**The task**: Write the records below out in full, character for character, with no pictures.

**Data in this exercise**:
* Start *
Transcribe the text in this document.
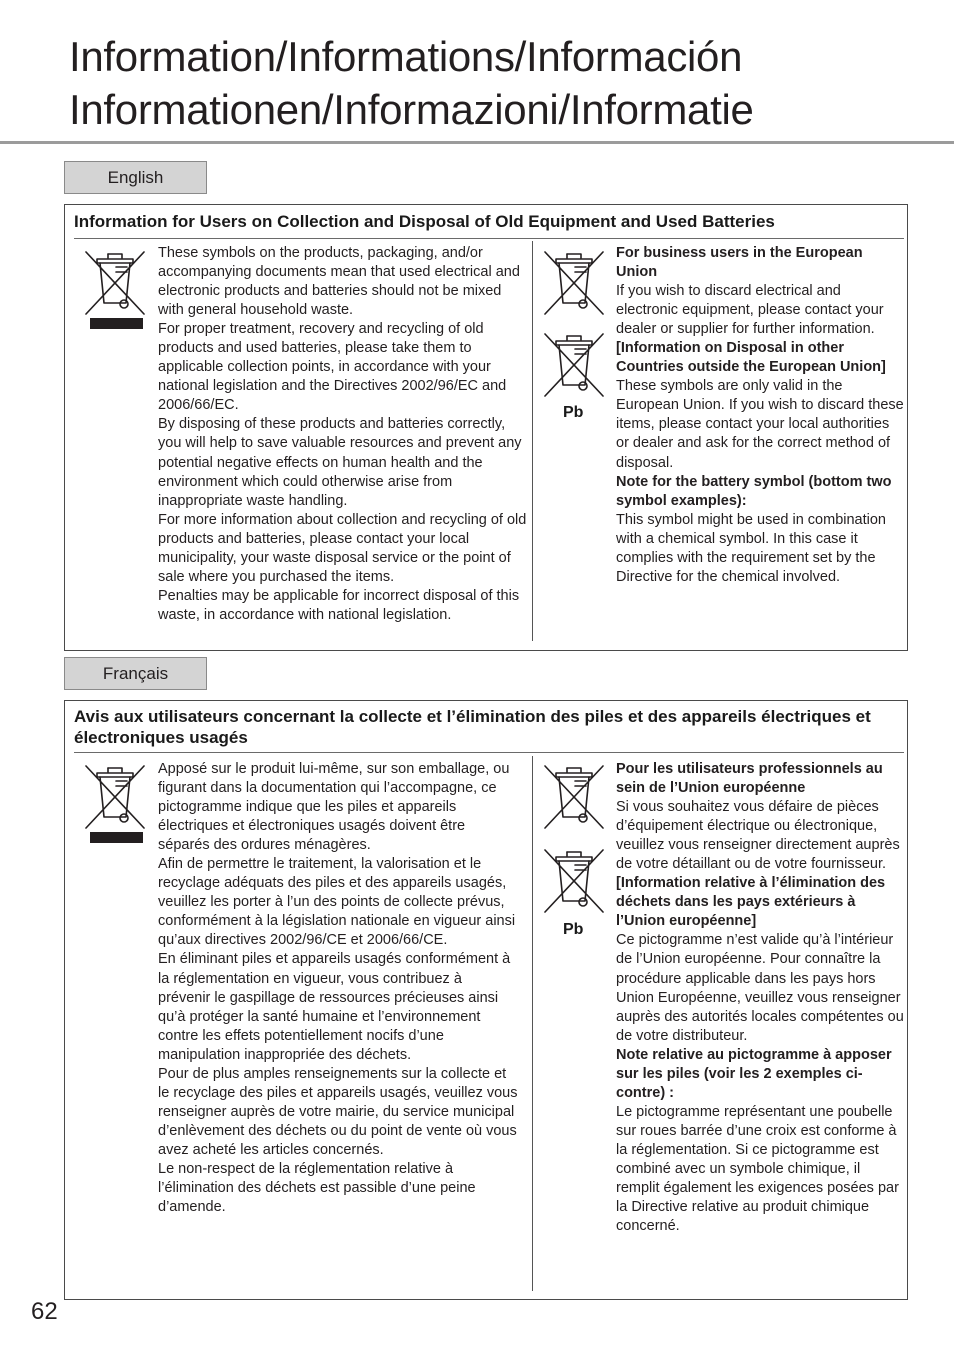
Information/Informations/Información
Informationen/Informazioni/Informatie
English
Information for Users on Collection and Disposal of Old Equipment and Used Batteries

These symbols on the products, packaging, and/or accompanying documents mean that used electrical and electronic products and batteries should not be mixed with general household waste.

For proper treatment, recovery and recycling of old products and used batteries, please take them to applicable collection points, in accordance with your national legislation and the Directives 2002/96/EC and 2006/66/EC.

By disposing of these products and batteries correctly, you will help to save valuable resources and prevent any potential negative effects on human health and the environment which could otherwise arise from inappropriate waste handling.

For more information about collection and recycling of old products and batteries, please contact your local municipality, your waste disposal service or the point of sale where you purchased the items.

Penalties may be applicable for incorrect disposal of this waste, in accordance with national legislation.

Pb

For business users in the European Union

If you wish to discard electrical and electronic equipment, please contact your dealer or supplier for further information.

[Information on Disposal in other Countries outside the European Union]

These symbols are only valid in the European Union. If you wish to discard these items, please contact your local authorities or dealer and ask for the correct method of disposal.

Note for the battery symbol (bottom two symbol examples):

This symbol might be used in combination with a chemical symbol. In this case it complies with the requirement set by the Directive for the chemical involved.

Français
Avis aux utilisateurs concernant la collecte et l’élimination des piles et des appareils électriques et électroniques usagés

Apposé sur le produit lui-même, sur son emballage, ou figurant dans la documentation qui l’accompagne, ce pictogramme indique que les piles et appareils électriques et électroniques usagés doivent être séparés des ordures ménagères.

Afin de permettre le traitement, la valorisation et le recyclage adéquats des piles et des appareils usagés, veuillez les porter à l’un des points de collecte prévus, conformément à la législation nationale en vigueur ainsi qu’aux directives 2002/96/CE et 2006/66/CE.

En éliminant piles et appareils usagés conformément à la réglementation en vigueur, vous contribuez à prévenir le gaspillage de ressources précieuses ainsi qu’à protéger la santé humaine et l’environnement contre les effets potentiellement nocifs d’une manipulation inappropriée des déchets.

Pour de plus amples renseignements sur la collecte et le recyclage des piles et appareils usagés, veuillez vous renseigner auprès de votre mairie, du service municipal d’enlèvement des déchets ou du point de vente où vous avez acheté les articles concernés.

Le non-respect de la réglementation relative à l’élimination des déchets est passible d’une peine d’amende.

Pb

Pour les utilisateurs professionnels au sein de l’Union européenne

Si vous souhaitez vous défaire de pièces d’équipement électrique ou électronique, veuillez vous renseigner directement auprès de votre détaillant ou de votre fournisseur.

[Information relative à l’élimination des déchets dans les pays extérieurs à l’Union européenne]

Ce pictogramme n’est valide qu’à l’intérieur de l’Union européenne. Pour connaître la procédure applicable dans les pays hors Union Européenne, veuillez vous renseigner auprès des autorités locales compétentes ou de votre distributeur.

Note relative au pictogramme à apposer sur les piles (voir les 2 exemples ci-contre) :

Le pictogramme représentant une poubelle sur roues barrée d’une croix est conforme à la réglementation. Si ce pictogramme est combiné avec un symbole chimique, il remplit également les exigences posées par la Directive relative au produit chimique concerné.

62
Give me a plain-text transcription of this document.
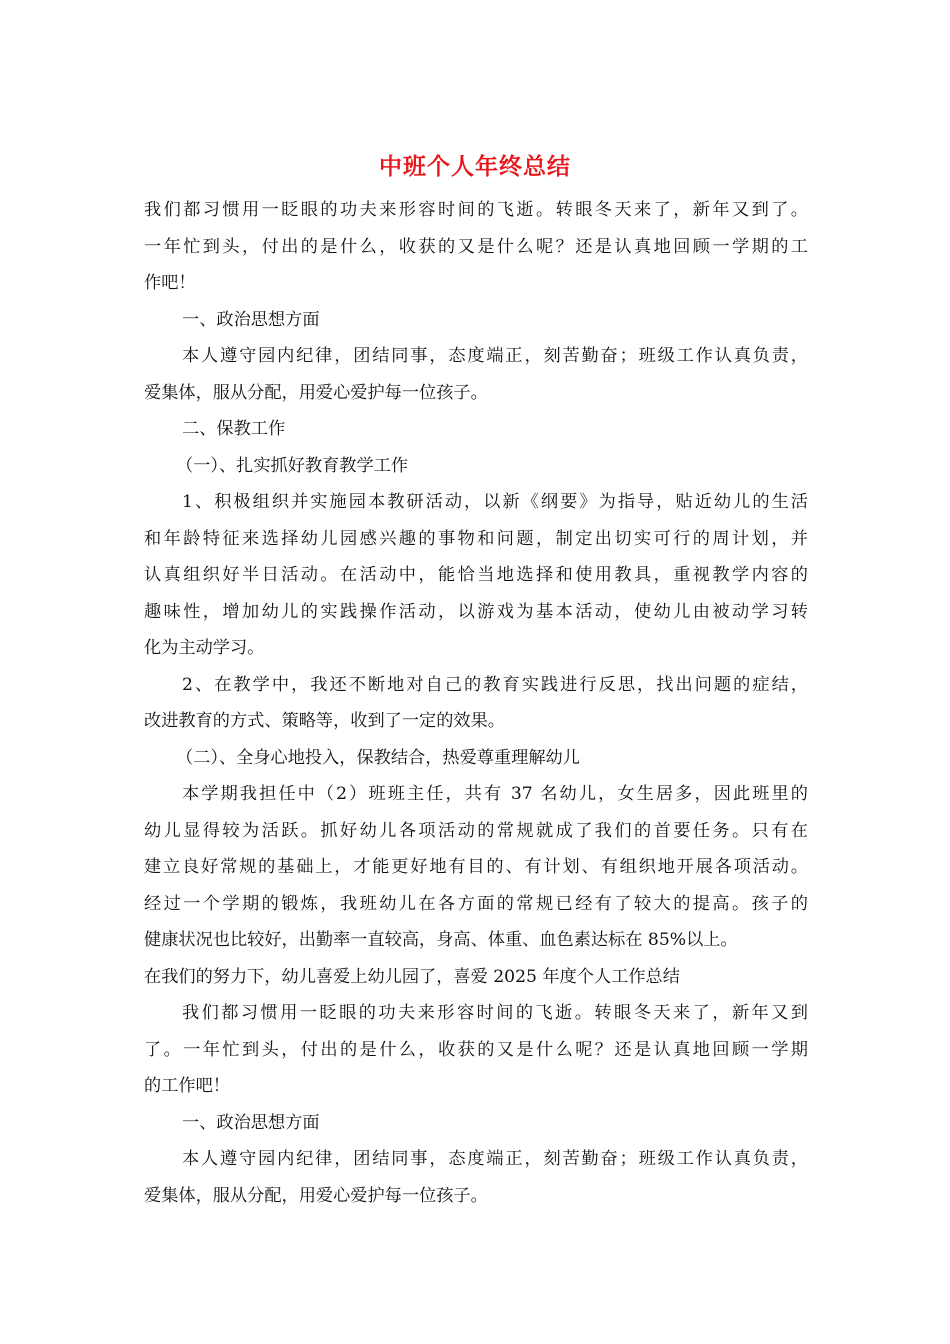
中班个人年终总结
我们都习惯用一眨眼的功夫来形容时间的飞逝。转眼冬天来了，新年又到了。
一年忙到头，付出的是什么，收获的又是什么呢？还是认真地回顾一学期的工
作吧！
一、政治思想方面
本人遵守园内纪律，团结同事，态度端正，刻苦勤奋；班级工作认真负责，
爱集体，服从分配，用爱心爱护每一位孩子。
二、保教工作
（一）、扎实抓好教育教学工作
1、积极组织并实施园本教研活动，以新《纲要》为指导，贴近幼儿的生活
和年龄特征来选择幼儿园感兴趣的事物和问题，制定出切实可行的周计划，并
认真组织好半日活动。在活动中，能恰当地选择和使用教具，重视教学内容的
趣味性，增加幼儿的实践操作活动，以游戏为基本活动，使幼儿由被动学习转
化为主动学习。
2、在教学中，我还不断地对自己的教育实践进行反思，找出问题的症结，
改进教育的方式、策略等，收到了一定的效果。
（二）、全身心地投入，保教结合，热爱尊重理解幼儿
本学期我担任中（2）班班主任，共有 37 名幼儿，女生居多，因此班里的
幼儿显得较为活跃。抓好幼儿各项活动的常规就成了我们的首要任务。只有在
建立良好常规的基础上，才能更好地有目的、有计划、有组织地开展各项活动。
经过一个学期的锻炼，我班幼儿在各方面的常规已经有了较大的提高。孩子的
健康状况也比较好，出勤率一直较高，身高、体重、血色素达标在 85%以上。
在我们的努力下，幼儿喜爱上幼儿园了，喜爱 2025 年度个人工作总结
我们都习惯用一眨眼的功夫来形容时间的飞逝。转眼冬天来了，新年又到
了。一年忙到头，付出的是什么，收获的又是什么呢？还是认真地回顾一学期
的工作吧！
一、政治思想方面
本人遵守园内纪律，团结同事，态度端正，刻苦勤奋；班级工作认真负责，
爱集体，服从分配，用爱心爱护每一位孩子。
* End *
**Solution**:
Transcribe the text in this document.
Information/Informations/Información
Informationen/Informazioni/Informatie
English
Information for Users on Collection and Disposal of Old Equipment and Used Batteries

These symbols on the products, packaging, and/or accompanying documents mean that used electrical and electronic products and batteries should not be mixed with general household waste.

For proper treatment, recovery and recycling of old products and used batteries, please take them to applicable collection points, in accordance with your national legislation and the Directives 2002/96/EC and 2006/66/EC.

By disposing of these products and batteries correctly, you will help to save valuable resources and prevent any potential negative effects on human health and the environment which could otherwise arise from inappropriate waste handling.

For more information about collection and recycling of old products and batteries, please contact your local municipality, your waste disposal service or the point of sale where you purchased the items.

Penalties may be applicable for incorrect disposal of this waste, in accordance with national legislation.

Pb

For business users in the European Union

If you wish to discard electrical and electronic equipment, please contact your dealer or supplier for further information.

[Information on Disposal in other Countries outside the European Union]

These symbols are only valid in the European Union. If you wish to discard these items, please contact your local authorities or dealer and ask for the correct method of disposal.

Note for the battery symbol (bottom two symbol examples):

This symbol might be used in combination with a chemical symbol. In this case it complies with the requirement set by the Directive for the chemical involved.

Français
Avis aux utilisateurs concernant la collecte et l’élimination des piles et des appareils électriques et électroniques usagés

Apposé sur le produit lui-même, sur son emballage, ou figurant dans la documentation qui l’accompagne, ce pictogramme indique que les piles et appareils électriques et électroniques usagés doivent être séparés des ordures ménagères.

Afin de permettre le traitement, la valorisation et le recyclage adéquats des piles et des appareils usagés, veuillez les porter à l’un des points de collecte prévus, conformément à la législation nationale en vigueur ainsi qu’aux directives 2002/96/CE et 2006/66/CE.

En éliminant piles et appareils usagés conformément à la réglementation en vigueur, vous contribuez à prévenir le gaspillage de ressources précieuses ainsi qu’à protéger la santé humaine et l’environnement contre les effets potentiellement nocifs d’une manipulation inappropriée des déchets.

Pour de plus amples renseignements sur la collecte et le recyclage des piles et appareils usagés, veuillez vous renseigner auprès de votre mairie, du service municipal d’enlèvement des déchets ou du point de vente où vous avez acheté les articles concernés.

Le non-respect de la réglementation relative à l’élimination des déchets est passible d’une peine d’amende.

Pb

Pour les utilisateurs professionnels au sein de l’Union européenne

Si vous souhaitez vous défaire de pièces d’équipement électrique ou électronique, veuillez vous renseigner directement auprès de votre détaillant ou de votre fournisseur.

[Information relative à l’élimination des déchets dans les pays extérieurs à l’Union européenne]

Ce pictogramme n’est valide qu’à l’intérieur de l’Union européenne. Pour connaître la procédure applicable dans les pays hors Union Européenne, veuillez vous renseigner auprès des autorités locales compétentes ou de votre distributeur.

Note relative au pictogramme à apposer sur les piles (voir les 2 exemples ci-contre) :

Le pictogramme représentant une poubelle sur roues barrée d’une croix est conforme à la réglementation. Si ce pictogramme est combiné avec un symbole chimique, il remplit également les exigences posées par la Directive relative au produit chimique concerné.

62
Give me a plain-text transcription of this document.
中班个人年终总结
我们都习惯用一眨眼的功夫来形容时间的飞逝。转眼冬天来了，新年又到了。
一年忙到头，付出的是什么，收获的又是什么呢？还是认真地回顾一学期的工
作吧！
一、政治思想方面
本人遵守园内纪律，团结同事，态度端正，刻苦勤奋；班级工作认真负责，
爱集体，服从分配，用爱心爱护每一位孩子。
二、保教工作
（一）、扎实抓好教育教学工作
1、积极组织并实施园本教研活动，以新《纲要》为指导，贴近幼儿的生活
和年龄特征来选择幼儿园感兴趣的事物和问题，制定出切实可行的周计划，并
认真组织好半日活动。在活动中，能恰当地选择和使用教具，重视教学内容的
趣味性，增加幼儿的实践操作活动，以游戏为基本活动，使幼儿由被动学习转
化为主动学习。
2、在教学中，我还不断地对自己的教育实践进行反思，找出问题的症结，
改进教育的方式、策略等，收到了一定的效果。
（二）、全身心地投入，保教结合，热爱尊重理解幼儿
本学期我担任中（2）班班主任，共有 37 名幼儿，女生居多，因此班里的
幼儿显得较为活跃。抓好幼儿各项活动的常规就成了我们的首要任务。只有在
建立良好常规的基础上，才能更好地有目的、有计划、有组织地开展各项活动。
经过一个学期的锻炼，我班幼儿在各方面的常规已经有了较大的提高。孩子的
健康状况也比较好，出勤率一直较高，身高、体重、血色素达标在 85%以上。
在我们的努力下，幼儿喜爱上幼儿园了，喜爱 2025 年度个人工作总结
我们都习惯用一眨眼的功夫来形容时间的飞逝。转眼冬天来了，新年又到
了。一年忙到头，付出的是什么，收获的又是什么呢？还是认真地回顾一学期
的工作吧！
一、政治思想方面
本人遵守园内纪律，团结同事，态度端正，刻苦勤奋；班级工作认真负责，
爱集体，服从分配，用爱心爱护每一位孩子。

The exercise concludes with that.